(Dataset excerpt)
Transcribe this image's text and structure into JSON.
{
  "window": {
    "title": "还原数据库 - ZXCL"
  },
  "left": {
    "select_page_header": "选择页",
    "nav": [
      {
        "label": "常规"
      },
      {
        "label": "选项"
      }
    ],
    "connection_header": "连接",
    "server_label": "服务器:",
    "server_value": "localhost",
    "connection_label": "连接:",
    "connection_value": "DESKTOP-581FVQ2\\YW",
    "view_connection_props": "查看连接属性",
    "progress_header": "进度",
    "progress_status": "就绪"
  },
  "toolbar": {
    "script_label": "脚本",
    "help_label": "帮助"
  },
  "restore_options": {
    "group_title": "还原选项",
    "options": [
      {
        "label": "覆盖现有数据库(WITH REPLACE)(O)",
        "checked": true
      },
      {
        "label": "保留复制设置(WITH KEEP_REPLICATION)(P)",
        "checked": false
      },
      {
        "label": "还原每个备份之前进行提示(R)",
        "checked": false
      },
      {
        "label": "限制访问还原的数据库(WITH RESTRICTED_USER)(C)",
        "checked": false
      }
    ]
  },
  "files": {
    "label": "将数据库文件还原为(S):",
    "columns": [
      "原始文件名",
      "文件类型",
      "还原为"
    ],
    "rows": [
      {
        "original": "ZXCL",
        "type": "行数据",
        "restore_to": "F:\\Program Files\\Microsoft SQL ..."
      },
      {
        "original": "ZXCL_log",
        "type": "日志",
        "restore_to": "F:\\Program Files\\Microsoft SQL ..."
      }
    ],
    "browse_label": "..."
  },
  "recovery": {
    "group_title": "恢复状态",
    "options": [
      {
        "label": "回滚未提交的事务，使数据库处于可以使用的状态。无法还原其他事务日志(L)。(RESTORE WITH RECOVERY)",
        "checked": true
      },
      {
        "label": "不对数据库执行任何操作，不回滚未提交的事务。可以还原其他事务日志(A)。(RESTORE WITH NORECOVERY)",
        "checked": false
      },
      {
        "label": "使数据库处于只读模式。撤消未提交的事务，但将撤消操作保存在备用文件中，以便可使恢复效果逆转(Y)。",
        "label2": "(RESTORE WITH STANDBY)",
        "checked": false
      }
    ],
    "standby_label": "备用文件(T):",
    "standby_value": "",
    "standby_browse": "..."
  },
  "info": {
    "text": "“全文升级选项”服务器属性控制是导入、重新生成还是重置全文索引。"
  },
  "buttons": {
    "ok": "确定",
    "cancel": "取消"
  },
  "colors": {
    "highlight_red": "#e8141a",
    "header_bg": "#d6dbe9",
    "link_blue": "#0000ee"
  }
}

**Aim**
Your task is to output the full set of records exactly as presented.

**Task result**
Transcribe this image's text and structure into JSON.
{
  "window": {
    "title": "还原数据库 - ZXCL"
  },
  "left": {
    "select_page_header": "选择页",
    "nav": [
      {
        "label": "常规"
      },
      {
        "label": "选项"
      }
    ],
    "connection_header": "连接",
    "server_label": "服务器:",
    "server_value": "localhost",
    "connection_label": "连接:",
    "connection_value": "DESKTOP-581FVQ2\\YW",
    "view_connection_props": "查看连接属性",
    "progress_header": "进度",
    "progress_status": "就绪"
  },
  "toolbar": {
    "script_label": "脚本",
    "help_label": "帮助"
  },
  "restore_options": {
    "group_title": "还原选项",
    "options": [
      {
        "label": "覆盖现有数据库(WITH REPLACE)(O)",
        "checked": true
      },
      {
        "label": "保留复制设置(WITH KEEP_REPLICATION)(P)",
        "checked": false
      },
      {
        "label": "还原每个备份之前进行提示(R)",
        "checked": false
      },
      {
        "label": "限制访问还原的数据库(WITH RESTRICTED_USER)(C)",
        "checked": false
      }
    ]
  },
  "files": {
    "label": "将数据库文件还原为(S):",
    "columns": [
      "原始文件名",
      "文件类型",
      "还原为"
    ],
    "rows": [
      {
        "original": "ZXCL",
        "type": "行数据",
        "restore_to": "F:\\Program Files\\Microsoft SQL ..."
      },
      {
        "original": "ZXCL_log",
        "type": "日志",
        "restore_to": "F:\\Program Files\\Microsoft SQL ..."
      }
    ],
    "browse_label": "..."
  },
  "recovery": {
    "group_title": "恢复状态",
    "options": [
      {
        "label": "回滚未提交的事务，使数据库处于可以使用的状态。无法还原其他事务日志(L)。(RESTORE WITH RECOVERY)",
        "checked": true
      },
      {
        "label": "不对数据库执行任何操作，不回滚未提交的事务。可以还原其他事务日志(A)。(RESTORE WITH NORECOVERY)",
        "checked": false
      },
      {
        "label": "使数据库处于只读模式。撤消未提交的事务，但将撤消操作保存在备用文件中，以便可使恢复效果逆转(Y)。",
        "label2": "(RESTORE WITH STANDBY)",
        "checked": false
      }
    ],
    "standby_label": "备用文件(T):",
    "standby_value": "",
    "standby_browse": "..."
  },
  "info": {
    "text": "“全文升级选项”服务器属性控制是导入、重新生成还是重置全文索引。"
  },
  "buttons": {
    "ok": "确定",
    "cancel": "取消"
  },
  "colors": {
    "highlight_red": "#e8141a",
    "header_bg": "#d6dbe9",
    "link_blue": "#0000ee"
  }
}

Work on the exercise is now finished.